Find how many lines contain "Neuroscience" and state only that number.

Collected data
★ ★ ★

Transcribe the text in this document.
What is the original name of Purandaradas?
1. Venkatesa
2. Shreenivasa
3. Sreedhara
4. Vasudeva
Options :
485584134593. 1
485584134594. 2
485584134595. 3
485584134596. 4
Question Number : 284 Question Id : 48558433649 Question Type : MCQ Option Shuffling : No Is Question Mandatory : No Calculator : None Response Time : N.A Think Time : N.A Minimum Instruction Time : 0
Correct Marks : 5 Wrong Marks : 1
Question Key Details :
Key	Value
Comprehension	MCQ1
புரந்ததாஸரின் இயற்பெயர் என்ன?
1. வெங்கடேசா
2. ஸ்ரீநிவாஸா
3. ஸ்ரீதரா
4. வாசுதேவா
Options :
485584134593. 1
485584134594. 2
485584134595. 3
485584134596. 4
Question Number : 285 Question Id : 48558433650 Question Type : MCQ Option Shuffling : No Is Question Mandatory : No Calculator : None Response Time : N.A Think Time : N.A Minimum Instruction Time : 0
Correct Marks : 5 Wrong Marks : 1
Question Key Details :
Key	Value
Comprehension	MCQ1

★ ★ ★

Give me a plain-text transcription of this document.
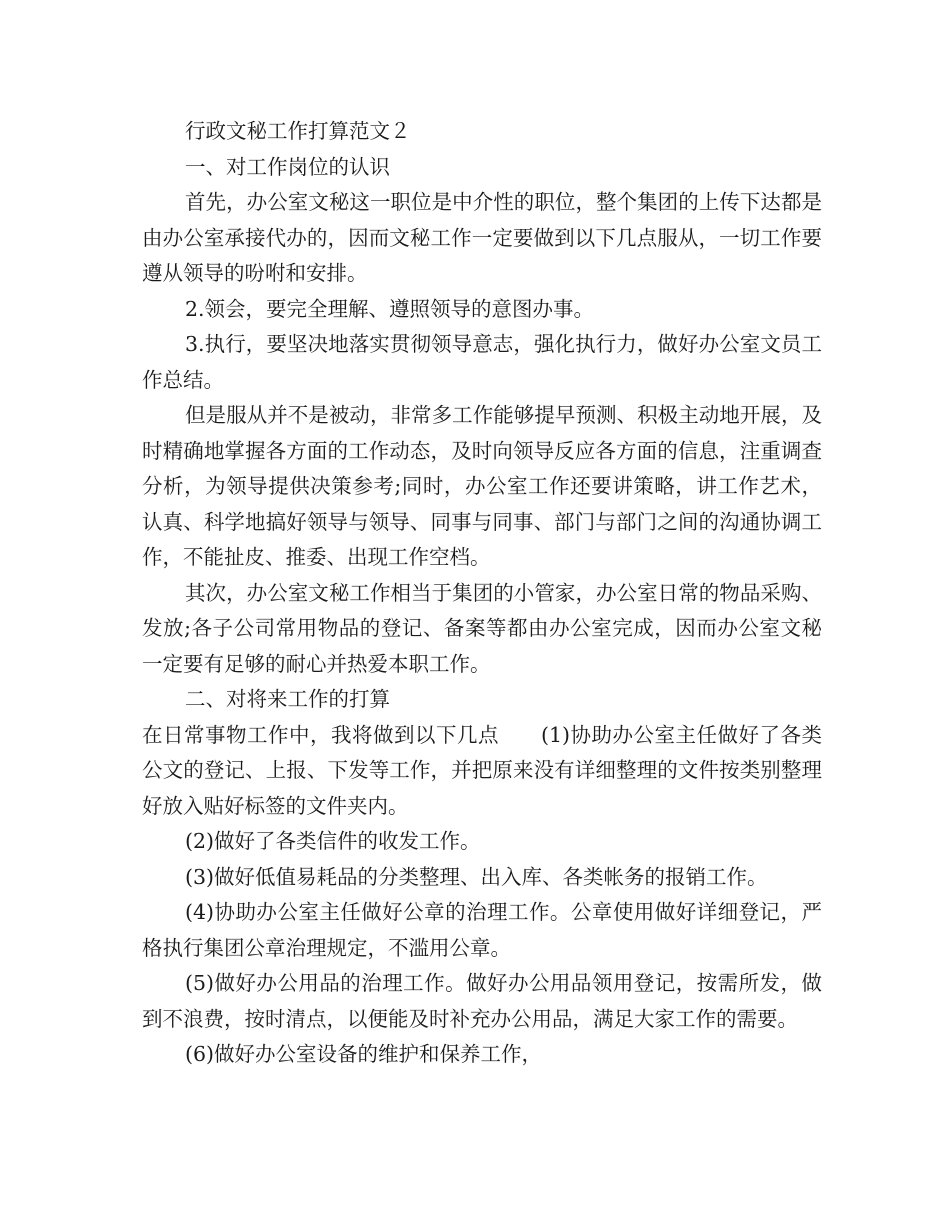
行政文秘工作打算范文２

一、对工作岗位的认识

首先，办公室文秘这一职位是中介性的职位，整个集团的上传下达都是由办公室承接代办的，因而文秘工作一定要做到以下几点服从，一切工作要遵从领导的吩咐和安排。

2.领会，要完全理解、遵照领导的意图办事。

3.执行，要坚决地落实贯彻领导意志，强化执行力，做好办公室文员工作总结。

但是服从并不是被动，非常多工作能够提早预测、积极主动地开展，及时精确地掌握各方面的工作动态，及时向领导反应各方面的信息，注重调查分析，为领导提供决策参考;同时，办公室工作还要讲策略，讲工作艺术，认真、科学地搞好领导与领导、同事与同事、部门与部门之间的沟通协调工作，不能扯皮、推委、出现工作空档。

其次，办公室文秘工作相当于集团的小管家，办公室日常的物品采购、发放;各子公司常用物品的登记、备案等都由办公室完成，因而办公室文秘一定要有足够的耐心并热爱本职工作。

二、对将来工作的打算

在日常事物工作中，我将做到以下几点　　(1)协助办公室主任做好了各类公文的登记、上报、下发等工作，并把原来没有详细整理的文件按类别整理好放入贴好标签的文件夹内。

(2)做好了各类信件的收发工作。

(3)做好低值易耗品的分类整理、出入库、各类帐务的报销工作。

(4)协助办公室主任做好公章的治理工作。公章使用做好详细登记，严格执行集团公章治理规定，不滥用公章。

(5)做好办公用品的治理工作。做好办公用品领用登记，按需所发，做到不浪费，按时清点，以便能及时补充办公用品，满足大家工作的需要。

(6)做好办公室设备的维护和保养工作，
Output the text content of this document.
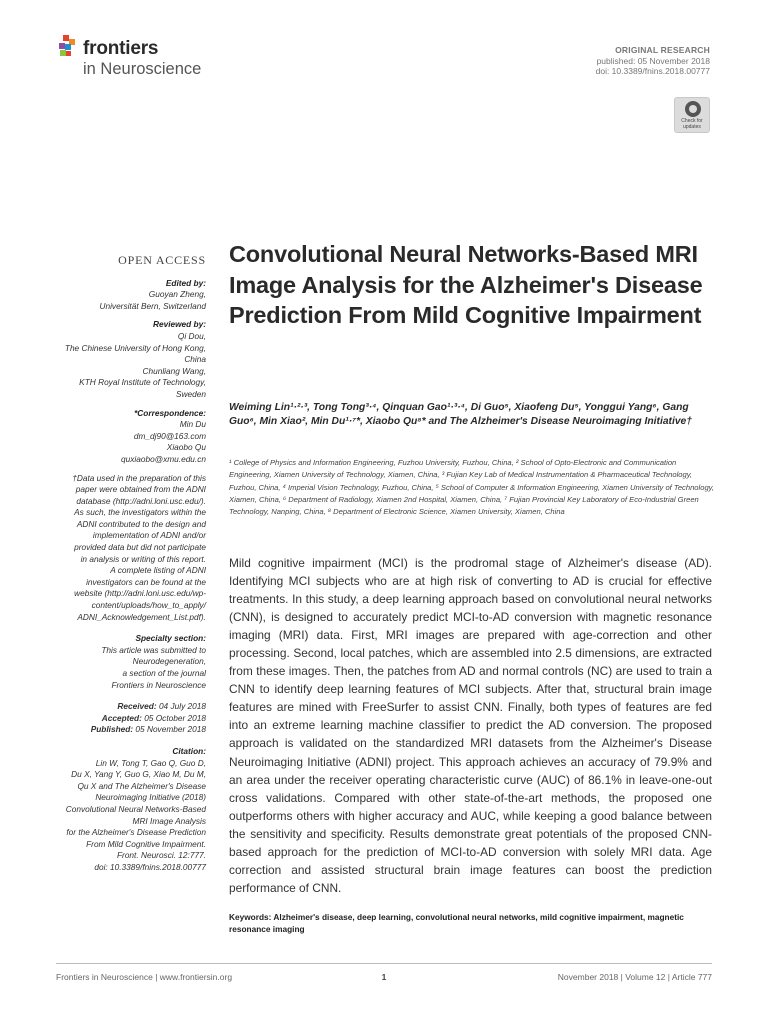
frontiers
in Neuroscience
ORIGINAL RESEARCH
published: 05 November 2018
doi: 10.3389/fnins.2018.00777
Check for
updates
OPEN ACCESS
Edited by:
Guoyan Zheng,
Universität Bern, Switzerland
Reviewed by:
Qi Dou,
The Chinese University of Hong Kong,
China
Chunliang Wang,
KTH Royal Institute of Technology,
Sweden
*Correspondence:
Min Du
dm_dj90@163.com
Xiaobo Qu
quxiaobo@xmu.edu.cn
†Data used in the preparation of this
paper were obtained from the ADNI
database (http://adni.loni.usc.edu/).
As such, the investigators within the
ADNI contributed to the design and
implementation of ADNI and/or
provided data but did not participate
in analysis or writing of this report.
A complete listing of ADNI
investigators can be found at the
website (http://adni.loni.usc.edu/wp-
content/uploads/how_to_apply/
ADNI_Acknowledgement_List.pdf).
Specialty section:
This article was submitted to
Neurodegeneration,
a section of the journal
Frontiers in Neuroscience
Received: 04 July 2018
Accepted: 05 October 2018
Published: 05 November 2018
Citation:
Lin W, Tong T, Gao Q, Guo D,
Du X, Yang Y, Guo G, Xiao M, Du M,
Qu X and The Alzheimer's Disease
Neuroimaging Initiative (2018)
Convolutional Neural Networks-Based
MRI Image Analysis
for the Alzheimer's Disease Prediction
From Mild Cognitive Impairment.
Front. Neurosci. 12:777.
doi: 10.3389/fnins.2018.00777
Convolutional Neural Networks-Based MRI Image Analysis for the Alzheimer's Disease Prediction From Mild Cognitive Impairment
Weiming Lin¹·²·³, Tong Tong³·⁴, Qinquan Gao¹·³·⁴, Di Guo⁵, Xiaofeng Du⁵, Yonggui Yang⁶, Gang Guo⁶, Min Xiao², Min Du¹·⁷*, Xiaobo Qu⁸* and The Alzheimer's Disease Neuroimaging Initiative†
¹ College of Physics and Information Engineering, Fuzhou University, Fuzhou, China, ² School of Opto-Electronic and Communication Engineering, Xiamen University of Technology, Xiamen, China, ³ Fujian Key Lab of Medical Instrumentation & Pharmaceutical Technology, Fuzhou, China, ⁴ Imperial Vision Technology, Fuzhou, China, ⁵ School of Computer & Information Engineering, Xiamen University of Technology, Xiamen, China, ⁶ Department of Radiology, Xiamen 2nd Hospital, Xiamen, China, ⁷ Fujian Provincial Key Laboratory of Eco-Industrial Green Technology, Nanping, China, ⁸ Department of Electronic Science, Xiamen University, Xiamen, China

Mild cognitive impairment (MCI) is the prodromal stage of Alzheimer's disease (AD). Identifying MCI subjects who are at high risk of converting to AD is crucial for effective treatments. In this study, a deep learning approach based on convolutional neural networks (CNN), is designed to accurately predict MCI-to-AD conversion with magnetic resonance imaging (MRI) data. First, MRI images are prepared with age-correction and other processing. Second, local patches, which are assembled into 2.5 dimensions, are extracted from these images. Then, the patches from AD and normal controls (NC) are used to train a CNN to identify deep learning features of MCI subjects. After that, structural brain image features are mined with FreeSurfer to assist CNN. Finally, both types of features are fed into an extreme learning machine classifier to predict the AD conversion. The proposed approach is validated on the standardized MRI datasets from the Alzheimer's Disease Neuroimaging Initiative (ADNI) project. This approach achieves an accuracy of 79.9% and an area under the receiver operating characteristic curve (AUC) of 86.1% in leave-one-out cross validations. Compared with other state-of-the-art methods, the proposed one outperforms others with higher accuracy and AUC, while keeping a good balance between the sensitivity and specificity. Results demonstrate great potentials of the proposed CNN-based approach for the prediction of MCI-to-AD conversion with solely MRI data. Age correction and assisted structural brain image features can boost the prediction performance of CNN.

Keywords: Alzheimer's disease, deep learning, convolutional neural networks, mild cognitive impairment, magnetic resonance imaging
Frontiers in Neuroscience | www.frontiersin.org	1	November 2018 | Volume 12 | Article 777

★ ★ ★

EXERCISE OUTPUT
3